Using the records that follow, copy every line containing the word "title".
═══ Given information ═══
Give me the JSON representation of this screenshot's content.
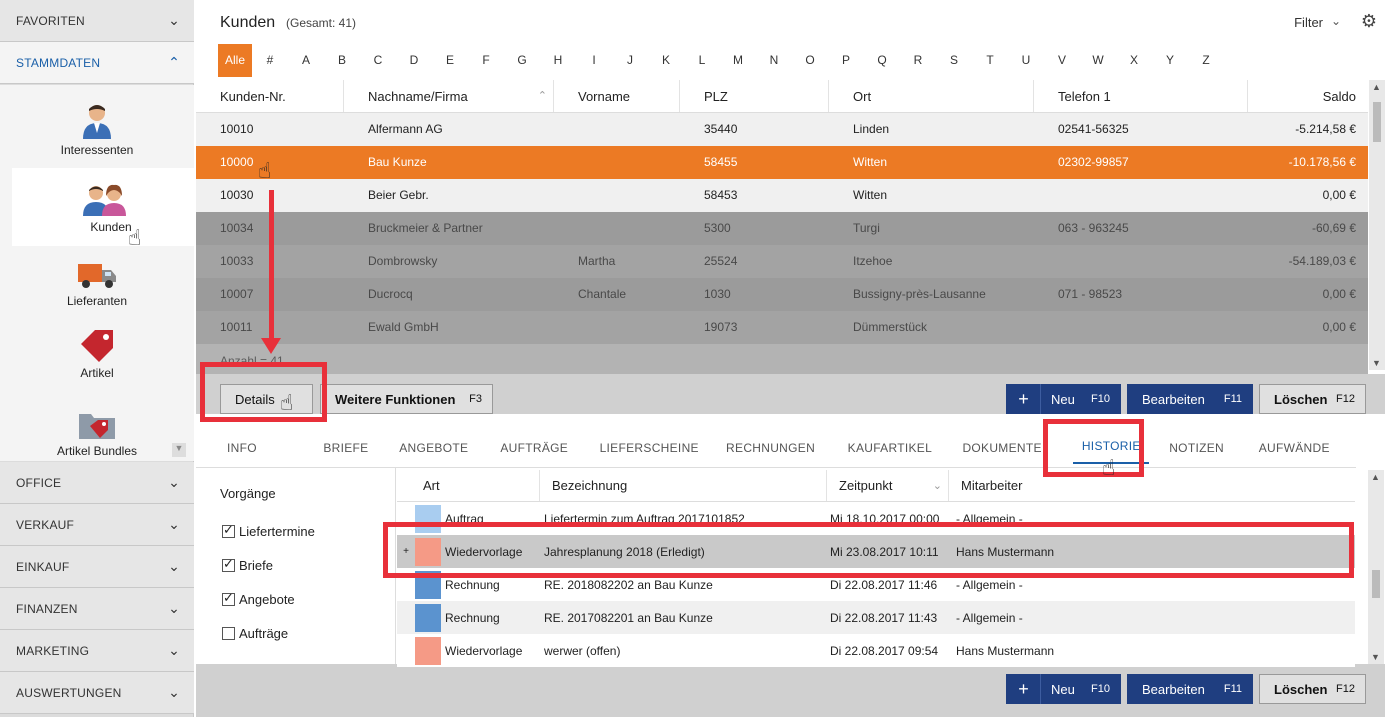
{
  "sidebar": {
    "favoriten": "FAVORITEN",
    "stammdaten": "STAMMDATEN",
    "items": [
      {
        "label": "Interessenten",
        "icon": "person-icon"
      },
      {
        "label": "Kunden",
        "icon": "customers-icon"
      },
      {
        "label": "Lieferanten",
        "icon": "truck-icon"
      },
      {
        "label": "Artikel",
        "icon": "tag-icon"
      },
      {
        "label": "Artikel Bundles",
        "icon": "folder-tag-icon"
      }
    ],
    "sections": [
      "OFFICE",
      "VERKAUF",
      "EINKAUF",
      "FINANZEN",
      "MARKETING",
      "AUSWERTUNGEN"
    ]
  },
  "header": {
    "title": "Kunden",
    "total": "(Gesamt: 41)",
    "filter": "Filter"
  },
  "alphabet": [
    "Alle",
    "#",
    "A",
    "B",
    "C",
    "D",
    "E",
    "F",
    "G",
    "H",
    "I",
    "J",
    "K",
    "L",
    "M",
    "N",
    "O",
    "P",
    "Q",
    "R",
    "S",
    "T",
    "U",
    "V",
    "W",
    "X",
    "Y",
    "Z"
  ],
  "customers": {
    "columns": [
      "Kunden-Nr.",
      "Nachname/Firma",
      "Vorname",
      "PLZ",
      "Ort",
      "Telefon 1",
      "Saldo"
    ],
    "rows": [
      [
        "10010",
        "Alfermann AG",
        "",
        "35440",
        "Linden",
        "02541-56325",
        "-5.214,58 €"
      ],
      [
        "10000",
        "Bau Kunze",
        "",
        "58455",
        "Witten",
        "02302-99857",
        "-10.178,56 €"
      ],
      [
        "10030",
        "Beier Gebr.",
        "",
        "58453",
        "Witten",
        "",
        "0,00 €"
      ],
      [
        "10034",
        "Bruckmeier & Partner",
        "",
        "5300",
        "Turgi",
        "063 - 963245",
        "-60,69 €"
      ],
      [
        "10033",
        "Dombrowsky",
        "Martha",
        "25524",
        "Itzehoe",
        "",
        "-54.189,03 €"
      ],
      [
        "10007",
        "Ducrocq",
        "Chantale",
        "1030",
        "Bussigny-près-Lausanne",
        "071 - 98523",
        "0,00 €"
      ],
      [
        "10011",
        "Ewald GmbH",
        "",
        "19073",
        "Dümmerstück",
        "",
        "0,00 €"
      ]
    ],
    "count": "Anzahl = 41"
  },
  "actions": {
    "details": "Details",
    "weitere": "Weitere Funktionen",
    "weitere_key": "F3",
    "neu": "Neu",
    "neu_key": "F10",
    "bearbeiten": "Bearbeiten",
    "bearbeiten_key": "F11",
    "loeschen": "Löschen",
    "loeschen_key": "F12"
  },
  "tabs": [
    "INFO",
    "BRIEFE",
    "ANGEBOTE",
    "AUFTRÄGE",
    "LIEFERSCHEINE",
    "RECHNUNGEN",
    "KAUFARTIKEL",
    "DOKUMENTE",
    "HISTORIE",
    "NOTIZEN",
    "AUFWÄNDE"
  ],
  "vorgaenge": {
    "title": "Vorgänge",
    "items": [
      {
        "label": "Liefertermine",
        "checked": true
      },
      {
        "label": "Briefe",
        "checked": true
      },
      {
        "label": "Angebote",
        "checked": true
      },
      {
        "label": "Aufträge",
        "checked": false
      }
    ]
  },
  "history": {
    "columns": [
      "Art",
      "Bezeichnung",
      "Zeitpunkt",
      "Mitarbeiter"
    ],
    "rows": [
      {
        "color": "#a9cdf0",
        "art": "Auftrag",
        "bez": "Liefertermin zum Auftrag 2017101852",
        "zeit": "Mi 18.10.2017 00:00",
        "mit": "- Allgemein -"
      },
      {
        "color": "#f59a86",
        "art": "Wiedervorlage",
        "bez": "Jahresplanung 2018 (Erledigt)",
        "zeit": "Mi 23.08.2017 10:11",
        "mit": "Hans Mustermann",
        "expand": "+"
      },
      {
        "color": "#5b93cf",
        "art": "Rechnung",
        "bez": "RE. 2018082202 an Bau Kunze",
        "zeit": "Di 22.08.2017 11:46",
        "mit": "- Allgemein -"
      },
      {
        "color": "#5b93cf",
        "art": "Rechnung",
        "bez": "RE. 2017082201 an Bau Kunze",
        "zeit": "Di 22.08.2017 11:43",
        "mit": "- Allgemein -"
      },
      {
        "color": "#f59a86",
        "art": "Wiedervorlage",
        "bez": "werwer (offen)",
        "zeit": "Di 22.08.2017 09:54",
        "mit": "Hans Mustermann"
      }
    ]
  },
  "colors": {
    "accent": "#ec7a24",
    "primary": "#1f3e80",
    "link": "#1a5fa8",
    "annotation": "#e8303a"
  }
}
═══
═══ Given information ═══
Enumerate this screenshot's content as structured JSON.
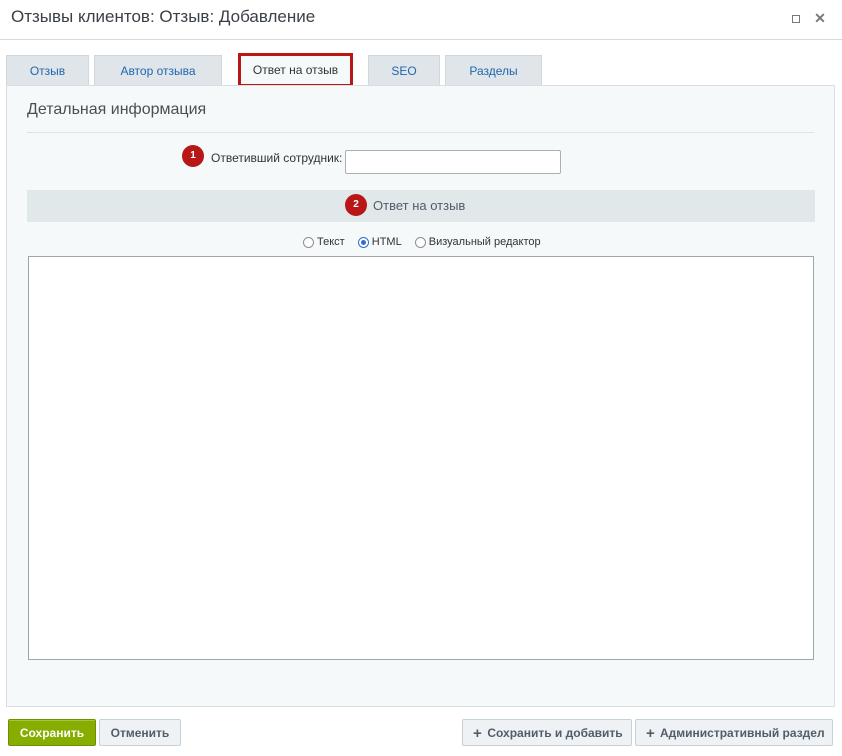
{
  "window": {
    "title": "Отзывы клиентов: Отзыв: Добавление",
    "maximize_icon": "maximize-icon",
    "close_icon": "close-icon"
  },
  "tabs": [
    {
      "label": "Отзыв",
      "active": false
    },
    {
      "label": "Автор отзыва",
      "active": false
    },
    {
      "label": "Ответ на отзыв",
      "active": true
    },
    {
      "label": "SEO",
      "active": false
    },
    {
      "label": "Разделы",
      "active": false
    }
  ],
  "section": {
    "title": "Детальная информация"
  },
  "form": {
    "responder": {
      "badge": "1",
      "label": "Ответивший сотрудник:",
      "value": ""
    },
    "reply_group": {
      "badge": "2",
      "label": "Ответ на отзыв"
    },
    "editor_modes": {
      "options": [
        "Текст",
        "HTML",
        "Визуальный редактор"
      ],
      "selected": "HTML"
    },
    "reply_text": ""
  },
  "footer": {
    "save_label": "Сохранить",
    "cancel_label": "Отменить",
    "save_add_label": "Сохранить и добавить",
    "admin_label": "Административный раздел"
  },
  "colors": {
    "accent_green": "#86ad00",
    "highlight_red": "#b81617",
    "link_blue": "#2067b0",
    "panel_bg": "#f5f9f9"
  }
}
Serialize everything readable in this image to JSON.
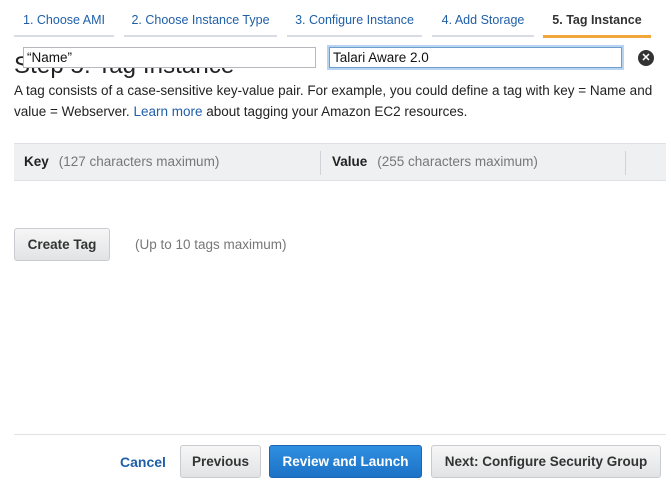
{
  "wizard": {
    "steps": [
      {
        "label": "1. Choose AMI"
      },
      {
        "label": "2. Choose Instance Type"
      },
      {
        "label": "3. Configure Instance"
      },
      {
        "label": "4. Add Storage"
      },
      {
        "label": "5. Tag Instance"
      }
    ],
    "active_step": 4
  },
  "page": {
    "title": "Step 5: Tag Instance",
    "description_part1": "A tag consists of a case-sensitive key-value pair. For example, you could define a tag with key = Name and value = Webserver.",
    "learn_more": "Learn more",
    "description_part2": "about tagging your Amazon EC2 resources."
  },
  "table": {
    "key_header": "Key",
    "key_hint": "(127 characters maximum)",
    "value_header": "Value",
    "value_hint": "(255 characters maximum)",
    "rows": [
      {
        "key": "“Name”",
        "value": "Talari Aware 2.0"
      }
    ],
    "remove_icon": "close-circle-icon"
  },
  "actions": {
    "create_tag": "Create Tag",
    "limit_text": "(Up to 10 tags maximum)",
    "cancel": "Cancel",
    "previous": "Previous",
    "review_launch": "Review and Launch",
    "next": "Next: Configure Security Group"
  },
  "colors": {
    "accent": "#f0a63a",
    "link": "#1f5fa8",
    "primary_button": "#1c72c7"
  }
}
═══
# [Response below]
    "title": "Kunden",
    "title": "Vorgänge",
    "title": "Отзывы клиентов: Отзыв: Добавление",
    "title": "Детальная информация"
    "title": "Step 5: Tag Instance",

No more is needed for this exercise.